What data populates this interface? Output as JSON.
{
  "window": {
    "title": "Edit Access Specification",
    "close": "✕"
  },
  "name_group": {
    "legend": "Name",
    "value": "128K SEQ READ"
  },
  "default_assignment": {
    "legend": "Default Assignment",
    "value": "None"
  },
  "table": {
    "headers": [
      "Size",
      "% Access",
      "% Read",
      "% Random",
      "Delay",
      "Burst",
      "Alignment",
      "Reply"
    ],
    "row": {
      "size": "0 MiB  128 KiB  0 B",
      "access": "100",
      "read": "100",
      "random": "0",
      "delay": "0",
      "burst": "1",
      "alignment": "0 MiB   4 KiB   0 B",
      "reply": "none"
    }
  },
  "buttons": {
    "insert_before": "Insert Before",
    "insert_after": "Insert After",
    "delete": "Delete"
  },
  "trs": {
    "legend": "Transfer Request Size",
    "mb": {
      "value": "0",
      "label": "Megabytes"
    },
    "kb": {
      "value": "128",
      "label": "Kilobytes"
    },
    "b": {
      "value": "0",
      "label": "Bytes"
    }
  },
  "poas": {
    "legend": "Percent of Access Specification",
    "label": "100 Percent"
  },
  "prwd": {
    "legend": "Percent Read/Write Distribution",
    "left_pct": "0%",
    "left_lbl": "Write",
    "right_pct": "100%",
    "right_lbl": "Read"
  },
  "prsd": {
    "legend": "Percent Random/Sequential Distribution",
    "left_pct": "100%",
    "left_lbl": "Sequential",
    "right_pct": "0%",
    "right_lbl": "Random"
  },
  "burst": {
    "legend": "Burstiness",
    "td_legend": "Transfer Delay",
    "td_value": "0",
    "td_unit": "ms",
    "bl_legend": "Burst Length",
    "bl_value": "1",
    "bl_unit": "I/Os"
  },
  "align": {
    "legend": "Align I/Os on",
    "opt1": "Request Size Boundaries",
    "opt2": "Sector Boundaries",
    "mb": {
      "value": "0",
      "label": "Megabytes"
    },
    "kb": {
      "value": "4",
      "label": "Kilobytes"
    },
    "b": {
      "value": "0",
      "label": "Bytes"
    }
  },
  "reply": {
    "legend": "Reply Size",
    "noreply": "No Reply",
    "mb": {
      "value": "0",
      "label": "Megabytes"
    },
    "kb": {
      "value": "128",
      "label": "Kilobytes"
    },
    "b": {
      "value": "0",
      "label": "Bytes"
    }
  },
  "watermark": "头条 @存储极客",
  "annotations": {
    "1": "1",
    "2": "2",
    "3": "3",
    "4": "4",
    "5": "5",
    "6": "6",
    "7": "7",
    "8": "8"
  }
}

▶ What to work on
Return every line containing "Sequential".

▶ Solution
    "legend": "Percent Random/Sequential Distribution",
    "left_lbl": "Sequential",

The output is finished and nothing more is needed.